# [Available records]

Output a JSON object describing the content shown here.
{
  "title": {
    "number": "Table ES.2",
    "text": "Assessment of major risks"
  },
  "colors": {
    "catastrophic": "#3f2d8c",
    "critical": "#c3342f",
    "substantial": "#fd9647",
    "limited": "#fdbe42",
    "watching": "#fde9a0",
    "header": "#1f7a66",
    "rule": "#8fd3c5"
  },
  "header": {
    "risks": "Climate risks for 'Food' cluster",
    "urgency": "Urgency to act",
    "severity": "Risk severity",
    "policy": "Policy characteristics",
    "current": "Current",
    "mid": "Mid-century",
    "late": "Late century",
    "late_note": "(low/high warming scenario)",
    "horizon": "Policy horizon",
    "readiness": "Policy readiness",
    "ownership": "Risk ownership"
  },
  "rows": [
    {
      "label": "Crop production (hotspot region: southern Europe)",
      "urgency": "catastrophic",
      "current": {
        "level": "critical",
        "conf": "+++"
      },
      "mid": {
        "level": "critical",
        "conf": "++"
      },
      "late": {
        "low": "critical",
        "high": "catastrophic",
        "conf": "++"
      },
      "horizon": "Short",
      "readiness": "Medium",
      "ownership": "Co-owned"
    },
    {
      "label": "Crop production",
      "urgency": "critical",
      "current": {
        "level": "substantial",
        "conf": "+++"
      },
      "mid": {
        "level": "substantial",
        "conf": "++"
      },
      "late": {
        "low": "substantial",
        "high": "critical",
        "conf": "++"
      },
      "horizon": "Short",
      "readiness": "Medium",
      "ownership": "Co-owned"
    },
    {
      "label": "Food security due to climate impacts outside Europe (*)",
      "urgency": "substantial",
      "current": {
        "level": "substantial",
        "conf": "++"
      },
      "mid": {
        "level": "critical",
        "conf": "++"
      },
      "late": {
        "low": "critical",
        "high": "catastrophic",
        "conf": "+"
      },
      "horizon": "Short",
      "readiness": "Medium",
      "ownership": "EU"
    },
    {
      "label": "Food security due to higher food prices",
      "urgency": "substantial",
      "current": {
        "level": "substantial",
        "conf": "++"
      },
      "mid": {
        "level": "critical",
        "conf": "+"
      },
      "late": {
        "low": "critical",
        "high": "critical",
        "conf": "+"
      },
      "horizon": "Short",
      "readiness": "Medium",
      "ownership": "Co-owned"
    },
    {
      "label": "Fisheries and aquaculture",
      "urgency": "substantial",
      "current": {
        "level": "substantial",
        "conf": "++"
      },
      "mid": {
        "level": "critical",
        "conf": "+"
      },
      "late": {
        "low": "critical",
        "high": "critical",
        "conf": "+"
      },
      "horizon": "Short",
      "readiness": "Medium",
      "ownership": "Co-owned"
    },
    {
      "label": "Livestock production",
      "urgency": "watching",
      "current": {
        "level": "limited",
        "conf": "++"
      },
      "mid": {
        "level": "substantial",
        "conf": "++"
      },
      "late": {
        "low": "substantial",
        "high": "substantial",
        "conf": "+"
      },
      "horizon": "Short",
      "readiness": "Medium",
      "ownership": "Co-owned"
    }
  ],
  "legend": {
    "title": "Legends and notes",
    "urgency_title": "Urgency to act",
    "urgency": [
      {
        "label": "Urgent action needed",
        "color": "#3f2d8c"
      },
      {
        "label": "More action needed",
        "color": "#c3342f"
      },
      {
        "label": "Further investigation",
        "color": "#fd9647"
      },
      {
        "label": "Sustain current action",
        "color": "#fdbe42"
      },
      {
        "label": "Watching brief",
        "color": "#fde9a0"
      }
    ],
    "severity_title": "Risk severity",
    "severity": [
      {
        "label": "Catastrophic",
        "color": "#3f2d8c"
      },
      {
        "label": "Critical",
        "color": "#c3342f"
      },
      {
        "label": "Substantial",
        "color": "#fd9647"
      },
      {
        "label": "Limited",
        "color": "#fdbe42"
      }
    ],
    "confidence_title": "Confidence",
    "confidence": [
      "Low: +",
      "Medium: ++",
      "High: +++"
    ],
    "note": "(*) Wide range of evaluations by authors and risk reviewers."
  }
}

# [Exercise directions]
Extract all the entries word for word.

# [Exercise response]
Output a JSON object describing the content shown here.
{
  "title": {
    "number": "Table ES.2",
    "text": "Assessment of major risks"
  },
  "colors": {
    "catastrophic": "#3f2d8c",
    "critical": "#c3342f",
    "substantial": "#fd9647",
    "limited": "#fdbe42",
    "watching": "#fde9a0",
    "header": "#1f7a66",
    "rule": "#8fd3c5"
  },
  "header": {
    "risks": "Climate risks for 'Food' cluster",
    "urgency": "Urgency to act",
    "severity": "Risk severity",
    "policy": "Policy characteristics",
    "current": "Current",
    "mid": "Mid-century",
    "late": "Late century",
    "late_note": "(low/high warming scenario)",
    "horizon": "Policy horizon",
    "readiness": "Policy readiness",
    "ownership": "Risk ownership"
  },
  "rows": [
    {
      "label": "Crop production (hotspot region: southern Europe)",
      "urgency": "catastrophic",
      "current": {
        "level": "critical",
        "conf": "+++"
      },
      "mid": {
        "level": "critical",
        "conf": "++"
      },
      "late": {
        "low": "critical",
        "high": "catastrophic",
        "conf": "++"
      },
      "horizon": "Short",
      "readiness": "Medium",
      "ownership": "Co-owned"
    },
    {
      "label": "Crop production",
      "urgency": "critical",
      "current": {
        "level": "substantial",
        "conf": "+++"
      },
      "mid": {
        "level": "substantial",
        "conf": "++"
      },
      "late": {
        "low": "substantial",
        "high": "critical",
        "conf": "++"
      },
      "horizon": "Short",
      "readiness": "Medium",
      "ownership": "Co-owned"
    },
    {
      "label": "Food security due to climate impacts outside Europe (*)",
      "urgency": "substantial",
      "current": {
        "level": "substantial",
        "conf": "++"
      },
      "mid": {
        "level": "critical",
        "conf": "++"
      },
      "late": {
        "low": "critical",
        "high": "catastrophic",
        "conf": "+"
      },
      "horizon": "Short",
      "readiness": "Medium",
      "ownership": "EU"
    },
    {
      "label": "Food security due to higher food prices",
      "urgency": "substantial",
      "current": {
        "level": "substantial",
        "conf": "++"
      },
      "mid": {
        "level": "critical",
        "conf": "+"
      },
      "late": {
        "low": "critical",
        "high": "critical",
        "conf": "+"
      },
      "horizon": "Short",
      "readiness": "Medium",
      "ownership": "Co-owned"
    },
    {
      "label": "Fisheries and aquaculture",
      "urgency": "substantial",
      "current": {
        "level": "substantial",
        "conf": "++"
      },
      "mid": {
        "level": "critical",
        "conf": "+"
      },
      "late": {
        "low": "critical",
        "high": "critical",
        "conf": "+"
      },
      "horizon": "Short",
      "readiness": "Medium",
      "ownership": "Co-owned"
    },
    {
      "label": "Livestock production",
      "urgency": "watching",
      "current": {
        "level": "limited",
        "conf": "++"
      },
      "mid": {
        "level": "substantial",
        "conf": "++"
      },
      "late": {
        "low": "substantial",
        "high": "substantial",
        "conf": "+"
      },
      "horizon": "Short",
      "readiness": "Medium",
      "ownership": "Co-owned"
    }
  ],
  "legend": {
    "title": "Legends and notes",
    "urgency_title": "Urgency to act",
    "urgency": [
      {
        "label": "Urgent action needed",
        "color": "#3f2d8c"
      },
      {
        "label": "More action needed",
        "color": "#c3342f"
      },
      {
        "label": "Further investigation",
        "color": "#fd9647"
      },
      {
        "label": "Sustain current action",
        "color": "#fdbe42"
      },
      {
        "label": "Watching brief",
        "color": "#fde9a0"
      }
    ],
    "severity_title": "Risk severity",
    "severity": [
      {
        "label": "Catastrophic",
        "color": "#3f2d8c"
      },
      {
        "label": "Critical",
        "color": "#c3342f"
      },
      {
        "label": "Substantial",
        "color": "#fd9647"
      },
      {
        "label": "Limited",
        "color": "#fdbe42"
      }
    ],
    "confidence_title": "Confidence",
    "confidence": [
      "Low: +",
      "Medium: ++",
      "High: +++"
    ],
    "note": "(*) Wide range of evaluations by authors and risk reviewers."
  }
}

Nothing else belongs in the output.